**Données de travail**
_ _ _
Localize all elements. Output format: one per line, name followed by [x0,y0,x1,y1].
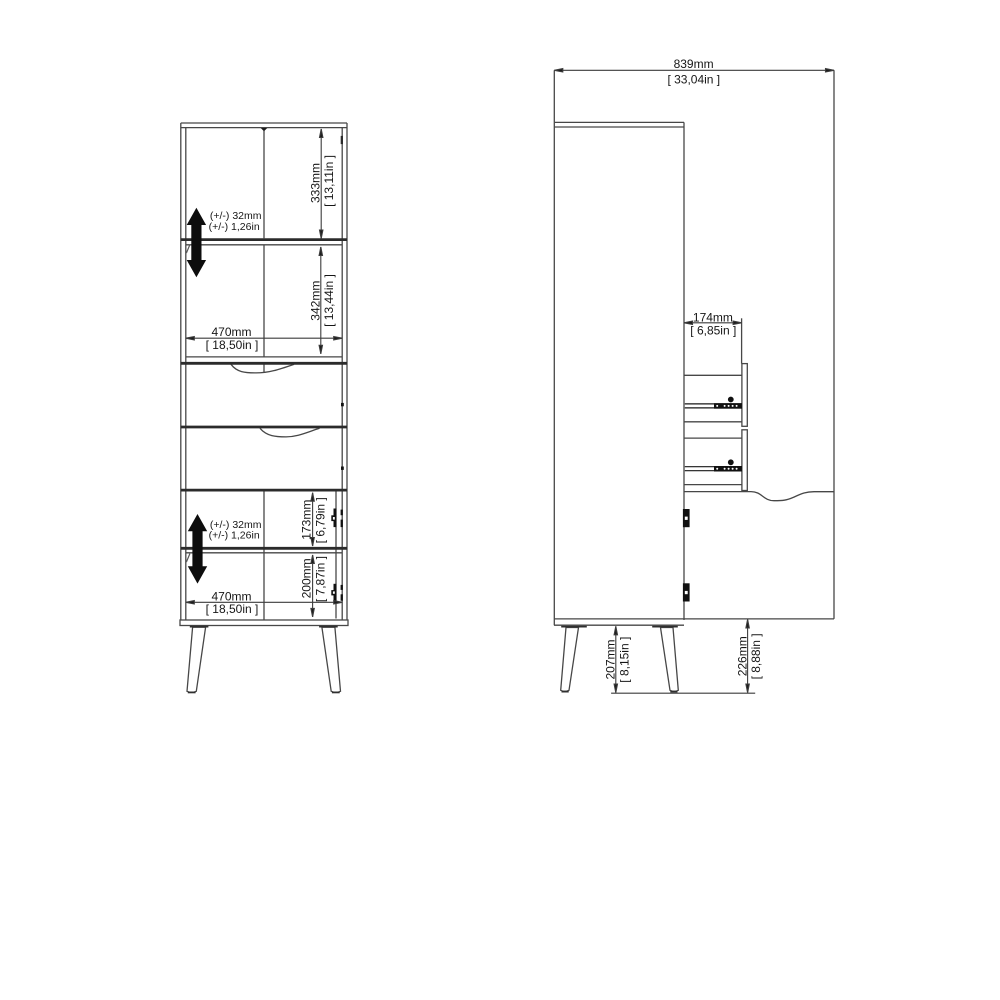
svg-text:[ 6,79in ]: [ 6,79in ] [314,497,328,543]
svg-text:470mm: 470mm [211,589,251,603]
svg-text:226mm: 226mm [736,636,750,676]
svg-text:[ 8,88in ]: [ 8,88in ] [749,633,763,679]
svg-text:470mm: 470mm [211,325,251,339]
svg-text:[ 7,87in ]: [ 7,87in ] [314,556,328,602]
svg-text:(+/-) 32mm: (+/-) 32mm [210,210,262,222]
svg-text:207mm: 207mm [604,639,618,679]
svg-text:200mm: 200mm [300,558,314,598]
svg-text:[ 8,15in ]: [ 8,15in ] [618,637,632,683]
svg-text:[ 13,11in ]: [ 13,11in ] [322,155,336,207]
svg-text:[ 6,85in ]: [ 6,85in ] [690,324,736,338]
svg-text:(+/-) 1,26in: (+/-) 1,26in [209,221,260,233]
svg-text:839mm: 839mm [674,57,714,71]
svg-text:[ 33,04in ]: [ 33,04in ] [667,73,720,87]
svg-text:342mm: 342mm [309,281,323,321]
svg-text:[ 13,44in ]: [ 13,44in ] [322,274,336,327]
svg-text:173mm: 173mm [300,500,314,540]
svg-text:(+/-) 1,26in: (+/-) 1,26in [209,529,260,541]
svg-text:[ 18,50in ]: [ 18,50in ] [206,338,259,352]
svg-text:333mm: 333mm [308,163,322,203]
svg-text:[ 18,50in ]: [ 18,50in ] [206,602,259,616]
svg-text:174mm: 174mm [693,310,733,324]
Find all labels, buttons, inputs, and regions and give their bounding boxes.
_ _ _
**Objectif**
Reproduisez à l'identique l'ensemble des lignes ci-dessus, en omettant les images.

**Tâche réalisée**
Localize all elements. Output format: one per line, name followed by [x0,y0,x1,y1].
svg-text:[ 6,79in ]: [ 6,79in ] [314,497,328,543]
svg-text:470mm: 470mm [211,589,251,603]
svg-text:226mm: 226mm [736,636,750,676]
svg-text:[ 8,88in ]: [ 8,88in ] [749,633,763,679]
svg-text:470mm: 470mm [211,325,251,339]
svg-text:[ 7,87in ]: [ 7,87in ] [314,556,328,602]
svg-text:(+/-) 32mm: (+/-) 32mm [210,210,262,222]
svg-text:207mm: 207mm [604,639,618,679]
svg-text:200mm: 200mm [300,558,314,598]
svg-text:[ 8,15in ]: [ 8,15in ] [618,637,632,683]
svg-text:[ 13,11in ]: [ 13,11in ] [322,155,336,207]
svg-text:[ 6,85in ]: [ 6,85in ] [690,324,736,338]
svg-text:(+/-) 1,26in: (+/-) 1,26in [209,221,260,233]
svg-text:839mm: 839mm [674,57,714,71]
svg-text:[ 33,04in ]: [ 33,04in ] [667,73,720,87]
svg-text:342mm: 342mm [309,281,323,321]
svg-text:[ 13,44in ]: [ 13,44in ] [322,274,336,327]
svg-text:173mm: 173mm [300,500,314,540]
svg-text:(+/-) 1,26in: (+/-) 1,26in [209,529,260,541]
svg-text:[ 18,50in ]: [ 18,50in ] [206,338,259,352]
svg-text:333mm: 333mm [308,163,322,203]
svg-text:[ 18,50in ]: [ 18,50in ] [206,602,259,616]
svg-text:174mm: 174mm [693,310,733,324]
Find all labels, buttons, inputs, and regions and give their bounding boxes.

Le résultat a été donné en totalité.